TASK — Count how many lines have the word "JSON" in them. Reply with that number by itself.

Stored items:
>>>>

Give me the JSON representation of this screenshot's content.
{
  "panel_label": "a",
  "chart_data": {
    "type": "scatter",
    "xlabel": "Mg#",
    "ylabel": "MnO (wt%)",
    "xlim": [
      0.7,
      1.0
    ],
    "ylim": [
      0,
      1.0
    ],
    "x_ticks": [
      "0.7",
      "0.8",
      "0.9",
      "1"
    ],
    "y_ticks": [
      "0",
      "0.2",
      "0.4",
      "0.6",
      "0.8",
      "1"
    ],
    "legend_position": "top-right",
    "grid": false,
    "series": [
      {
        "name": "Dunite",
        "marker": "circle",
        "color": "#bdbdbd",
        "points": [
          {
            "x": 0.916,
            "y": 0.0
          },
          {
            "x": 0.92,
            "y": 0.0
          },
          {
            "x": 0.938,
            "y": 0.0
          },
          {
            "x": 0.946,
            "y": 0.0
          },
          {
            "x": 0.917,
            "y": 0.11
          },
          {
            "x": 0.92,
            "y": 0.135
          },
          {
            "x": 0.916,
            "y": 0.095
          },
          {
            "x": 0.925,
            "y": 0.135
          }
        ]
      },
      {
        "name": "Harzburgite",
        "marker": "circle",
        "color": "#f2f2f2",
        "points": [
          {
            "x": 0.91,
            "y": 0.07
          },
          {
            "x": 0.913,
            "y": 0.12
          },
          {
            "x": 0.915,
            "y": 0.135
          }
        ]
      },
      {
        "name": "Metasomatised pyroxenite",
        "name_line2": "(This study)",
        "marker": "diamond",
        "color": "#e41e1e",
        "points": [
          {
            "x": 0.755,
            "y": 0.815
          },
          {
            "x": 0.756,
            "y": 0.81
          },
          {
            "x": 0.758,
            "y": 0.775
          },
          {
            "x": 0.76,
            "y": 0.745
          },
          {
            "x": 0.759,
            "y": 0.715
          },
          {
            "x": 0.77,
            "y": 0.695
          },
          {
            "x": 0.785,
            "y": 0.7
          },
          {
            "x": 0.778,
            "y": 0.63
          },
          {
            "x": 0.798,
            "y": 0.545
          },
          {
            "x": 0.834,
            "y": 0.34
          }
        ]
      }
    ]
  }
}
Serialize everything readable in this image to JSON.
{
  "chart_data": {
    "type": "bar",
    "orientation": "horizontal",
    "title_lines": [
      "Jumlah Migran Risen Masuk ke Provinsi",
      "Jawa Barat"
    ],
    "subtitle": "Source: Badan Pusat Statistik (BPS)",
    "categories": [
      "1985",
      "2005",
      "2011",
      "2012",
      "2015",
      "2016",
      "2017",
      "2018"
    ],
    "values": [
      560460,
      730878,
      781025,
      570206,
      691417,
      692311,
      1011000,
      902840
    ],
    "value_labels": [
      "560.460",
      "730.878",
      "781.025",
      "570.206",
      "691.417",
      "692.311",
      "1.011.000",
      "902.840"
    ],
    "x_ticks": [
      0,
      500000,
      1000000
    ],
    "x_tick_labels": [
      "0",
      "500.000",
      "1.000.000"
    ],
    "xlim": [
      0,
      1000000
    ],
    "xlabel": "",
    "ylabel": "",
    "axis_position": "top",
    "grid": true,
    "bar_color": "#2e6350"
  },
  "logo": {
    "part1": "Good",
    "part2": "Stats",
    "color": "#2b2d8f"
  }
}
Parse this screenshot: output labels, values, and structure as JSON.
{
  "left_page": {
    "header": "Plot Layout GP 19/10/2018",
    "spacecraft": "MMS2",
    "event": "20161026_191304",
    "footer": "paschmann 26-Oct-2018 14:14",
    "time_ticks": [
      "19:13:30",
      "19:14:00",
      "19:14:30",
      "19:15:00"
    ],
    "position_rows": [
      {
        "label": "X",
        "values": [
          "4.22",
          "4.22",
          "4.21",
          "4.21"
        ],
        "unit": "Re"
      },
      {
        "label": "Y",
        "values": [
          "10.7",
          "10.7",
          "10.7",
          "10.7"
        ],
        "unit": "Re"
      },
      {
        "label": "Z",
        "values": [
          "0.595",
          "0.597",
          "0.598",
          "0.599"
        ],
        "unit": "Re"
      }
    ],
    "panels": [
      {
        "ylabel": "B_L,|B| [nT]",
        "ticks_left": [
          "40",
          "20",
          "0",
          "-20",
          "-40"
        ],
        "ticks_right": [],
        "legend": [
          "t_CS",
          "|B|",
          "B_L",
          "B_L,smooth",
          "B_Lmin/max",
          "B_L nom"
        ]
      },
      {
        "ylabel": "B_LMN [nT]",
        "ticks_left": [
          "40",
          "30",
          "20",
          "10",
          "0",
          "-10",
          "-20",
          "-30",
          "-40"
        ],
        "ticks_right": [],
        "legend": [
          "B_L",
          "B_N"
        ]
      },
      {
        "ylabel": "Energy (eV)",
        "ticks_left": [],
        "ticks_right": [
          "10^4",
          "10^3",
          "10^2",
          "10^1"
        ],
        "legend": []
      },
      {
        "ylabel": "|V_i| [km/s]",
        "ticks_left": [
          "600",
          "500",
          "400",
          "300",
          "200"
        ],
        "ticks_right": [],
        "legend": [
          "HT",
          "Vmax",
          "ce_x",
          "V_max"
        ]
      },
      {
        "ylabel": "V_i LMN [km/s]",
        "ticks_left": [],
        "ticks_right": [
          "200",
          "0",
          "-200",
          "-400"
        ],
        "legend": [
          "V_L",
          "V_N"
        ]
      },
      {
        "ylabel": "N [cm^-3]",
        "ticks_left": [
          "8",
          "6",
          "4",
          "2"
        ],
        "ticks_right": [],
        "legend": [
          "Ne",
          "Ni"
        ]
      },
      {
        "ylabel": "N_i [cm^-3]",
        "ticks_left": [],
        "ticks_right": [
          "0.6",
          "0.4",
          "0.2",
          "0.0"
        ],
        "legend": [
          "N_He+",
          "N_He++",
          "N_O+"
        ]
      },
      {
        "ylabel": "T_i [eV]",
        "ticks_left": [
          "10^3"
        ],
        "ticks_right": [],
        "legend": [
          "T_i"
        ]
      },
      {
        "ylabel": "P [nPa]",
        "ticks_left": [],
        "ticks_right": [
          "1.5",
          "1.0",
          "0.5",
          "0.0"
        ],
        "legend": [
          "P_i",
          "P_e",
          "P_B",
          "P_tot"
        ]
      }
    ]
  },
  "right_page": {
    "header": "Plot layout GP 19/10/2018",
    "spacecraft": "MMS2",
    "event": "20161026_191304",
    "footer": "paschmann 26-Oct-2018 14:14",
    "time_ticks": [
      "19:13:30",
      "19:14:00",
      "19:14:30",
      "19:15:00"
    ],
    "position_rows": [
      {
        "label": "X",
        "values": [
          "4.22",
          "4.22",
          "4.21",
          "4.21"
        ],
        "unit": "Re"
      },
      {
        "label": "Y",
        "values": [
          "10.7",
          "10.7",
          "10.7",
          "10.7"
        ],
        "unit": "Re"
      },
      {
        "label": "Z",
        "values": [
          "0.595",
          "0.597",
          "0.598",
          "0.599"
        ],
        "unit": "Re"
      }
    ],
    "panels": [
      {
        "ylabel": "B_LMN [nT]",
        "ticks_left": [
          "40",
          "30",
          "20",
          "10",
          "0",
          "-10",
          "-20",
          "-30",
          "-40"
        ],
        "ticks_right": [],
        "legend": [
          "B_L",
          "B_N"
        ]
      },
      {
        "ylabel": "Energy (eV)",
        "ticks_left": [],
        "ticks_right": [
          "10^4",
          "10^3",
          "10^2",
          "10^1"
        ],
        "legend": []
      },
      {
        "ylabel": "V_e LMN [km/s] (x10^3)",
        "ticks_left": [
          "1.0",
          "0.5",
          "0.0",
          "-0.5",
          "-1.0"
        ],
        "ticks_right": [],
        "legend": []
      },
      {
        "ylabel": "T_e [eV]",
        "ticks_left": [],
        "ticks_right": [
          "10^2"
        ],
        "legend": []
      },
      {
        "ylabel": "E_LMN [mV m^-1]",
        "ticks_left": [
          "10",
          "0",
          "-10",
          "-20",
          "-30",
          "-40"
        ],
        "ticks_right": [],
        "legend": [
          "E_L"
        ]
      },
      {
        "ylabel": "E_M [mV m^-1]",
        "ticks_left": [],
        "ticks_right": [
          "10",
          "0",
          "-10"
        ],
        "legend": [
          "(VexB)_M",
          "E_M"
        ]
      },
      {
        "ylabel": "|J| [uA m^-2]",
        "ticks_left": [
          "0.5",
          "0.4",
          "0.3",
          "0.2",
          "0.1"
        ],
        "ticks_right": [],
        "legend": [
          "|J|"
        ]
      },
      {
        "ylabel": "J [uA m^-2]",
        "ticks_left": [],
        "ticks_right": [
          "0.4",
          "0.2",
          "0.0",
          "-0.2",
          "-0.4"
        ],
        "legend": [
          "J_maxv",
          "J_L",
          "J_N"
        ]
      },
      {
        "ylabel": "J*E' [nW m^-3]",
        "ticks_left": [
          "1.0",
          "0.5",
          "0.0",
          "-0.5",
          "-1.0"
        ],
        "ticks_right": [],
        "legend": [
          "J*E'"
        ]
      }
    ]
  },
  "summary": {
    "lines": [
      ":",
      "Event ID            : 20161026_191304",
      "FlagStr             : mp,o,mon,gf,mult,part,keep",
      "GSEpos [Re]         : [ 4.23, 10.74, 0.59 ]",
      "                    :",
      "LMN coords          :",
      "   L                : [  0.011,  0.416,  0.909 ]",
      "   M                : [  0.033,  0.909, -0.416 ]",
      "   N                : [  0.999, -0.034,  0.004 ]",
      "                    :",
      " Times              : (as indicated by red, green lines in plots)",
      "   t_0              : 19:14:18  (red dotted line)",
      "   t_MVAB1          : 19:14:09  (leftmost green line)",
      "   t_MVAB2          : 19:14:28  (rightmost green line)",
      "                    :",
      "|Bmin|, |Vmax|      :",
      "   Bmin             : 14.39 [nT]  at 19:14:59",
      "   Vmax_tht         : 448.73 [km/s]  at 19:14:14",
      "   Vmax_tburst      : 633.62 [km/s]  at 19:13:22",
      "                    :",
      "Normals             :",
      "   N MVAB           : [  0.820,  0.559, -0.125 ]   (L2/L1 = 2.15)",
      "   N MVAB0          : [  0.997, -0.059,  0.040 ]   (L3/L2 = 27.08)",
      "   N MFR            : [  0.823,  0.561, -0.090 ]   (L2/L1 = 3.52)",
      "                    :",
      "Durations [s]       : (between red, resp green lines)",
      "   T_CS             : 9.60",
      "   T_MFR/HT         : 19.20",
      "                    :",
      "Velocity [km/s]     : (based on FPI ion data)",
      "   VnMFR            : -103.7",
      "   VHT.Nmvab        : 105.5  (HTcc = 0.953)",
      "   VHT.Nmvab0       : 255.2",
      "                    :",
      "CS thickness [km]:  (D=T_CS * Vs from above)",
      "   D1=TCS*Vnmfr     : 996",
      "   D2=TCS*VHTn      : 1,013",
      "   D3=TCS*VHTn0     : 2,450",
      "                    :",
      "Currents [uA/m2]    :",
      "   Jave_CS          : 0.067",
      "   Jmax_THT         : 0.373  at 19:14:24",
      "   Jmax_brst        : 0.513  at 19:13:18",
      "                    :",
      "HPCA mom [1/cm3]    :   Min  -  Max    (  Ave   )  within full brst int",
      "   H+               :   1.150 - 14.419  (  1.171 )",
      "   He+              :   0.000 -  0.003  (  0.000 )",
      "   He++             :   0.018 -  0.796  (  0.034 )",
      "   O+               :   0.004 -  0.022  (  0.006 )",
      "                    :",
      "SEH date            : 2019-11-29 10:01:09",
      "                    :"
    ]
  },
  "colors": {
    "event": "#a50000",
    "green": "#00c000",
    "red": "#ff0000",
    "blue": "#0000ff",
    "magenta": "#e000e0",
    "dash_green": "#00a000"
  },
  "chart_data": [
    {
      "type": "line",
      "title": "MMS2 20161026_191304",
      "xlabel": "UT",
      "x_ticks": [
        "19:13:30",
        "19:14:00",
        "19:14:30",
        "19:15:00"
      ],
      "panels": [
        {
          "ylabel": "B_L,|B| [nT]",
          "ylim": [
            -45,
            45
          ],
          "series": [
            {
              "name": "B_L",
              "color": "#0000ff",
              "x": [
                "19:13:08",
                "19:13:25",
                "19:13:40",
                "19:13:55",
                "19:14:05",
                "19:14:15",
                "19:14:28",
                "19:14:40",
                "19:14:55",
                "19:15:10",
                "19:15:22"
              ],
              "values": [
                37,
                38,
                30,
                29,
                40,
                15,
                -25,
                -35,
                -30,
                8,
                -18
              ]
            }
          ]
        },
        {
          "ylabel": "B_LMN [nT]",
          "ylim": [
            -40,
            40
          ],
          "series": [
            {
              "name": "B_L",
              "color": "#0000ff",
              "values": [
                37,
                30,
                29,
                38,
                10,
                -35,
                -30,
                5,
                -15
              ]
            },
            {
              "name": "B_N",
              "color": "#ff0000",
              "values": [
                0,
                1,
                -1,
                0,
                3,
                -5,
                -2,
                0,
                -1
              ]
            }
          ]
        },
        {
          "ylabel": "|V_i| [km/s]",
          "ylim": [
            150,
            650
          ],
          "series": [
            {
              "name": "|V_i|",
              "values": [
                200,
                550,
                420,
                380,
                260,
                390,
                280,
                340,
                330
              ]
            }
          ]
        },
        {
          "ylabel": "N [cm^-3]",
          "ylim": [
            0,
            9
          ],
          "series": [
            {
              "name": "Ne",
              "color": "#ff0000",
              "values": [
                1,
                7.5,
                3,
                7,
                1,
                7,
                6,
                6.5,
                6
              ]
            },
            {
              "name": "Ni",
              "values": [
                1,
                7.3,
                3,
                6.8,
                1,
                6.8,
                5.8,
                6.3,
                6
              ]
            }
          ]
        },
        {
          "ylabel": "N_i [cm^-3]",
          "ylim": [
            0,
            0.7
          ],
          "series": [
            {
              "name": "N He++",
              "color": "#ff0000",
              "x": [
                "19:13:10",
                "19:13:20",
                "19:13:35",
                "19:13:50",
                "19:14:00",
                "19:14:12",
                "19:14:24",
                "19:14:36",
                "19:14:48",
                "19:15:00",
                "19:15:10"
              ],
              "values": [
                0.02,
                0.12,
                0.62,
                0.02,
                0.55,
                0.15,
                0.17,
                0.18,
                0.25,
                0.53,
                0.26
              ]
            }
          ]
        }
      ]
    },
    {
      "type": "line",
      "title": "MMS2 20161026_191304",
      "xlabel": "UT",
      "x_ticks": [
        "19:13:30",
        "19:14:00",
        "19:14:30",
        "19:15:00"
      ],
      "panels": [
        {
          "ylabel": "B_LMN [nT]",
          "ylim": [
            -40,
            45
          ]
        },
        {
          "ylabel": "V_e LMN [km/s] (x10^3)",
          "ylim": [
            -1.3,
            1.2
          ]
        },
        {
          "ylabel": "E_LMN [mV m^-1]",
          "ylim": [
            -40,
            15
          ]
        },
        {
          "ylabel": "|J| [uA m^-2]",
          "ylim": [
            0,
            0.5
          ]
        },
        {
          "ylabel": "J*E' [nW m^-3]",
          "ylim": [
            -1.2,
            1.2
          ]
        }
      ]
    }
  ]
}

<<<<

OUTPUT BELOW — 3